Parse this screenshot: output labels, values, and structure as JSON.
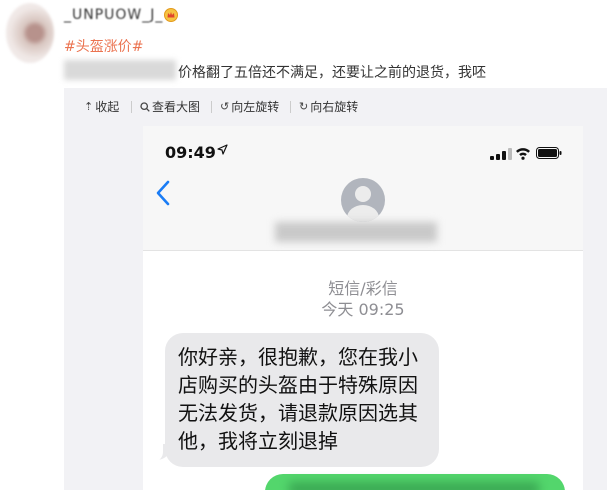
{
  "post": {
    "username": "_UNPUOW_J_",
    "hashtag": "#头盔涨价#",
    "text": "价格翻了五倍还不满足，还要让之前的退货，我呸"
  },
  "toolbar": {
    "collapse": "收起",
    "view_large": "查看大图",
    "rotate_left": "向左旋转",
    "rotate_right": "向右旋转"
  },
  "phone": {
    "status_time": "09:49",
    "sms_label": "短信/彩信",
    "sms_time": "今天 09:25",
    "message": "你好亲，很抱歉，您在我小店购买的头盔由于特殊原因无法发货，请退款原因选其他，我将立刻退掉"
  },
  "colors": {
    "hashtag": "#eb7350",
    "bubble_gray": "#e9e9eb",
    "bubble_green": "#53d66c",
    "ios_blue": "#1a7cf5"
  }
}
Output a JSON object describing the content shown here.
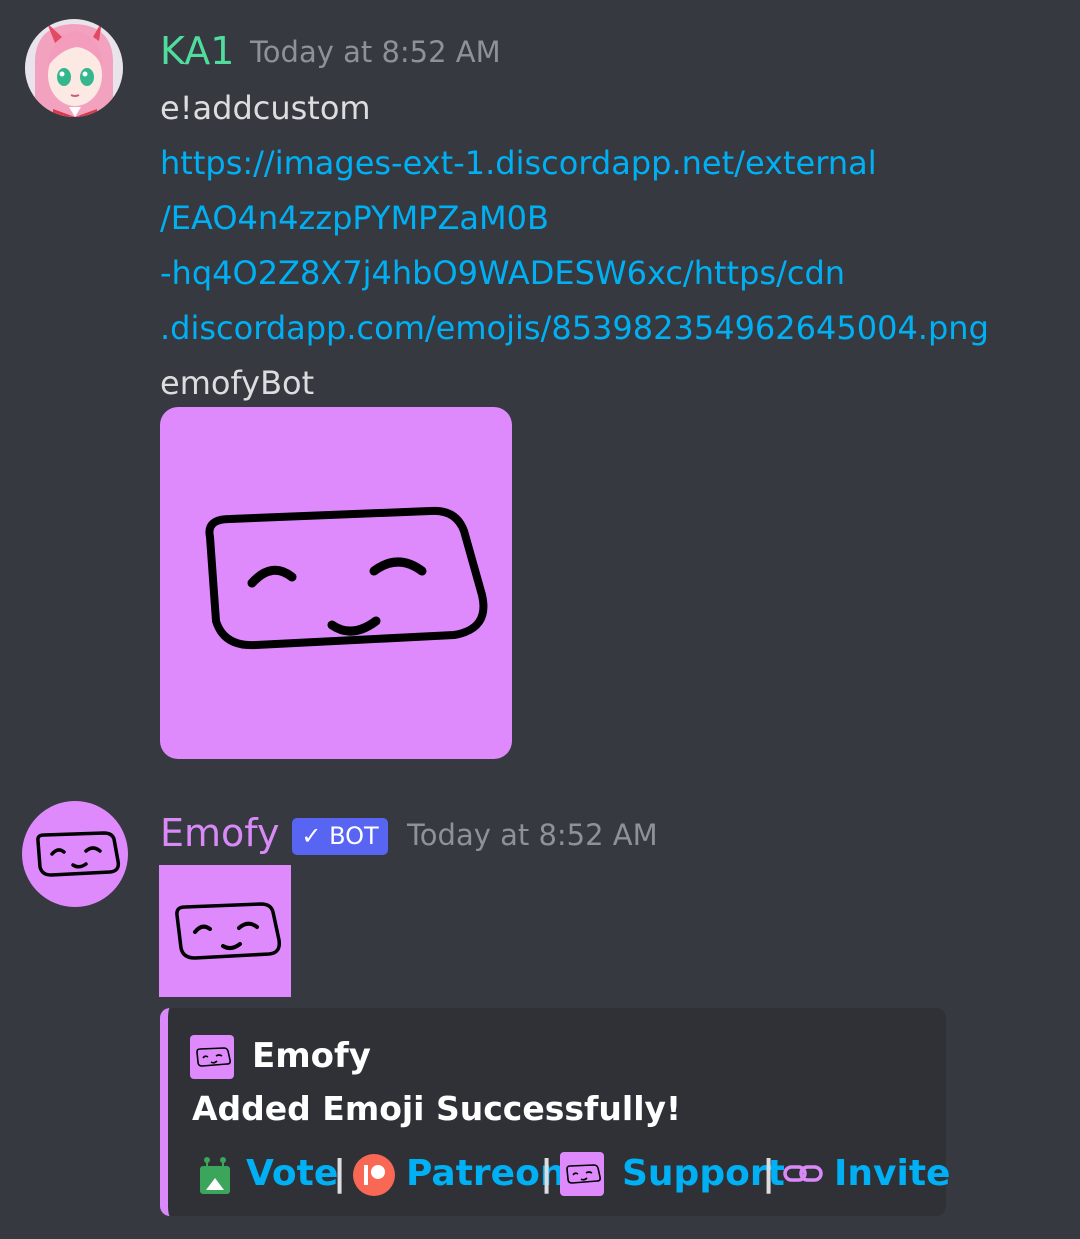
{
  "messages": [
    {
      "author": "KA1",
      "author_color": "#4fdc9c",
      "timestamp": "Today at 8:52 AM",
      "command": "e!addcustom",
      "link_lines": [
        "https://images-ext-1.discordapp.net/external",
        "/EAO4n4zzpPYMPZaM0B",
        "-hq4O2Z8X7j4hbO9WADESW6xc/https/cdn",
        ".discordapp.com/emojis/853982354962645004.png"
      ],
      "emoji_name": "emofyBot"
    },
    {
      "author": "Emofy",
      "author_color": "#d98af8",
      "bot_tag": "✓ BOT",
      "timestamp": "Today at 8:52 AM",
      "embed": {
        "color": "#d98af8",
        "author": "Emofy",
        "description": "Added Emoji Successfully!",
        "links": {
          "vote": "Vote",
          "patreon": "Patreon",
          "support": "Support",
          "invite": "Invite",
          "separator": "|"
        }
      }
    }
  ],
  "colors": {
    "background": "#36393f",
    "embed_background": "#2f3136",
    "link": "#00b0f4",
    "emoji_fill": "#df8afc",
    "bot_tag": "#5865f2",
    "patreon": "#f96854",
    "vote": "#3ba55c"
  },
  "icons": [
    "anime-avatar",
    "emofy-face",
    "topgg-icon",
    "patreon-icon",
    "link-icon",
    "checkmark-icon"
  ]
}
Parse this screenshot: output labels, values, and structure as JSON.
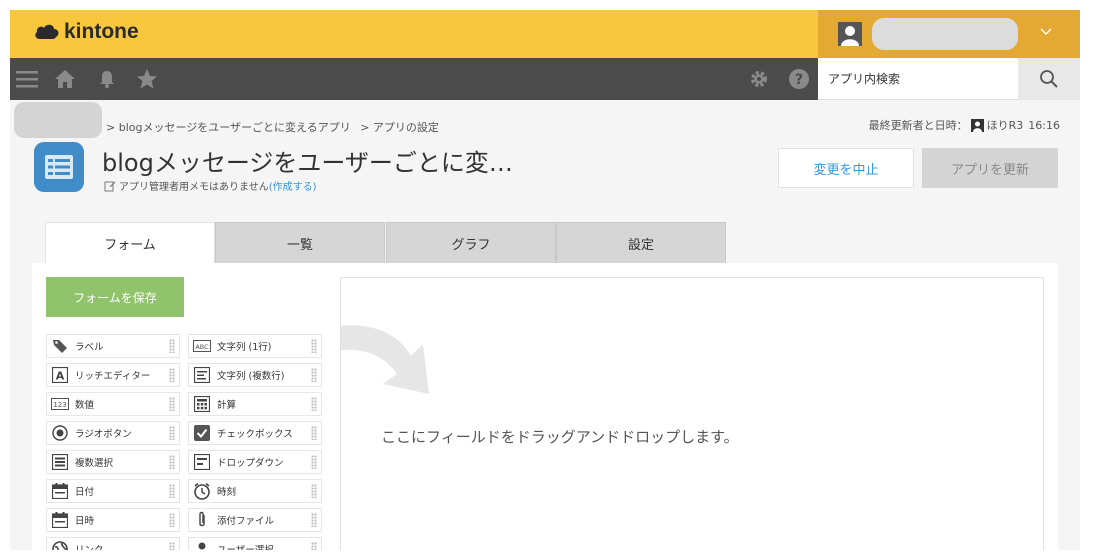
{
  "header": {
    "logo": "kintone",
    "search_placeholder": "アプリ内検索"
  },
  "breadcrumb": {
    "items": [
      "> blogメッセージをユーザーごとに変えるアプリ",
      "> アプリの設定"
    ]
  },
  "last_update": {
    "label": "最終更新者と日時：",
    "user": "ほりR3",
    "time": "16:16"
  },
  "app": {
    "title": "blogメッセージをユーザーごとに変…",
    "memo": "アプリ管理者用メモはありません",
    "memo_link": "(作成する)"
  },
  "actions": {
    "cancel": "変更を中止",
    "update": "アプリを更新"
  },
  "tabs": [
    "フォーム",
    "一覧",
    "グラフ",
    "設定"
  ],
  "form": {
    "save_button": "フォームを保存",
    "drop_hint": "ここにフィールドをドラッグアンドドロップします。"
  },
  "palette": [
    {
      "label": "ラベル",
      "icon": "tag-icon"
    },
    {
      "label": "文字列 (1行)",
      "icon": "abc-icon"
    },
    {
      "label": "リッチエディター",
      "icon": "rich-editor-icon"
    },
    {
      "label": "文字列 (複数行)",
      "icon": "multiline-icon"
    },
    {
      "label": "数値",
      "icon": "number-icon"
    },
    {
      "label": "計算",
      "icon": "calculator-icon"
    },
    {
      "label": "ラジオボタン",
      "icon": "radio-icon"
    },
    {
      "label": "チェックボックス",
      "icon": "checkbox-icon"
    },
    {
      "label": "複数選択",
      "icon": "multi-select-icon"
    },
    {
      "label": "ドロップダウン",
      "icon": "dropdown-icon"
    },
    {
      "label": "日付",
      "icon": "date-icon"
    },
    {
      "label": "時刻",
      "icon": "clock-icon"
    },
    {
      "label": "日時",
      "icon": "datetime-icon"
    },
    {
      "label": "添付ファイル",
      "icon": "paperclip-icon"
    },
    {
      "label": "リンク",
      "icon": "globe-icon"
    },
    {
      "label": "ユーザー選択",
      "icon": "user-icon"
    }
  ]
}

•••••

## Challenge
Transcribe the records above verbatim. Do not carry over any picture.

## Solution to the problem
Parse this screenshot: output labels, values, and structure as JSON.
{
  "post": {
    "username": "_UNPUOW_J_",
    "hashtag": "#头盔涨价#",
    "text": "价格翻了五倍还不满足，还要让之前的退货，我呸"
  },
  "toolbar": {
    "collapse": "收起",
    "view_large": "查看大图",
    "rotate_left": "向左旋转",
    "rotate_right": "向右旋转"
  },
  "phone": {
    "status_time": "09:49",
    "sms_label": "短信/彩信",
    "sms_time": "今天 09:25",
    "message": "你好亲，很抱歉，您在我小店购买的头盔由于特殊原因无法发货，请退款原因选其他，我将立刻退掉"
  },
  "colors": {
    "hashtag": "#eb7350",
    "bubble_gray": "#e9e9eb",
    "bubble_green": "#53d66c",
    "ios_blue": "#1a7cf5"
  }
}
Output a JSON object describing the content shown here.
{
  "messages": [
    {
      "author": "KA1",
      "author_color": "#4fdc9c",
      "timestamp": "Today at 8:52 AM",
      "command": "e!addcustom",
      "link_lines": [
        "https://images-ext-1.discordapp.net/external",
        "/EAO4n4zzpPYMPZaM0B",
        "-hq4O2Z8X7j4hbO9WADESW6xc/https/cdn",
        ".discordapp.com/emojis/853982354962645004.png"
      ],
      "emoji_name": "emofyBot"
    },
    {
      "author": "Emofy",
      "author_color": "#d98af8",
      "bot_tag": "✓ BOT",
      "timestamp": "Today at 8:52 AM",
      "embed": {
        "color": "#d98af8",
        "author": "Emofy",
        "description": "Added Emoji Successfully!",
        "links": {
          "vote": "Vote",
          "patreon": "Patreon",
          "support": "Support",
          "invite": "Invite",
          "separator": "|"
        }
      }
    }
  ],
  "colors": {
    "background": "#36393f",
    "embed_background": "#2f3136",
    "link": "#00b0f4",
    "emoji_fill": "#df8afc",
    "bot_tag": "#5865f2",
    "patreon": "#f96854",
    "vote": "#3ba55c"
  },
  "icons": [
    "anime-avatar",
    "emofy-face",
    "topgg-icon",
    "patreon-icon",
    "link-icon",
    "checkmark-icon"
  ]
}
Parse this screenshot: output labels, values, and structure as JSON.
{
  "header": {
    "logo": "kintone",
    "search_placeholder": "アプリ内検索"
  },
  "breadcrumb": {
    "items": [
      "> blogメッセージをユーザーごとに変えるアプリ",
      "> アプリの設定"
    ]
  },
  "last_update": {
    "label": "最終更新者と日時：",
    "user": "ほりR3",
    "time": "16:16"
  },
  "app": {
    "title": "blogメッセージをユーザーごとに変…",
    "memo": "アプリ管理者用メモはありません",
    "memo_link": "(作成する)"
  },
  "actions": {
    "cancel": "変更を中止",
    "update": "アプリを更新"
  },
  "tabs": [
    "フォーム",
    "一覧",
    "グラフ",
    "設定"
  ],
  "form": {
    "save_button": "フォームを保存",
    "drop_hint": "ここにフィールドをドラッグアンドドロップします。"
  },
  "palette": [
    {
      "label": "ラベル",
      "icon": "tag-icon"
    },
    {
      "label": "文字列 (1行)",
      "icon": "abc-icon"
    },
    {
      "label": "リッチエディター",
      "icon": "rich-editor-icon"
    },
    {
      "label": "文字列 (複数行)",
      "icon": "multiline-icon"
    },
    {
      "label": "数値",
      "icon": "number-icon"
    },
    {
      "label": "計算",
      "icon": "calculator-icon"
    },
    {
      "label": "ラジオボタン",
      "icon": "radio-icon"
    },
    {
      "label": "チェックボックス",
      "icon": "checkbox-icon"
    },
    {
      "label": "複数選択",
      "icon": "multi-select-icon"
    },
    {
      "label": "ドロップダウン",
      "icon": "dropdown-icon"
    },
    {
      "label": "日付",
      "icon": "date-icon"
    },
    {
      "label": "時刻",
      "icon": "clock-icon"
    },
    {
      "label": "日時",
      "icon": "datetime-icon"
    },
    {
      "label": "添付ファイル",
      "icon": "paperclip-icon"
    },
    {
      "label": "リンク",
      "icon": "globe-icon"
    },
    {
      "label": "ユーザー選択",
      "icon": "user-icon"
    }
  ]
}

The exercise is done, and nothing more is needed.